------ EXERCISE INPUT ------

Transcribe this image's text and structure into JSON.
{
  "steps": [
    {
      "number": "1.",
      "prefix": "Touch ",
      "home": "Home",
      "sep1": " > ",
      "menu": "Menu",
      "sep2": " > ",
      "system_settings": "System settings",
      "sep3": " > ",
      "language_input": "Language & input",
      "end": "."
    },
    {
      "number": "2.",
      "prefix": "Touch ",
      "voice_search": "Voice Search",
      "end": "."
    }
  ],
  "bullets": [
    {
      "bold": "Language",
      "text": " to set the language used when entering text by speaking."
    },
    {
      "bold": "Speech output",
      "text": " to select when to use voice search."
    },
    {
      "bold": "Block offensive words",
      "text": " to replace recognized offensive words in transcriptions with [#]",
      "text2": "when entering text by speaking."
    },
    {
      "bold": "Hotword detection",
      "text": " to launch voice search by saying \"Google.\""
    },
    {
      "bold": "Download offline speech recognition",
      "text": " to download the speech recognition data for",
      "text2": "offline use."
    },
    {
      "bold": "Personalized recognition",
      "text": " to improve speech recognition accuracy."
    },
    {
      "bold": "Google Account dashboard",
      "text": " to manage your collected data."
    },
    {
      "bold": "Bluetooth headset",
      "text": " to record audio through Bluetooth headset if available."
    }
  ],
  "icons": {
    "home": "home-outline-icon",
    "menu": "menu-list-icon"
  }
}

------

=== TASK BRIEF ===
In the entries above, count every line containing the word "when". Write only the total.

=== REPLY TO THE TASK ===
3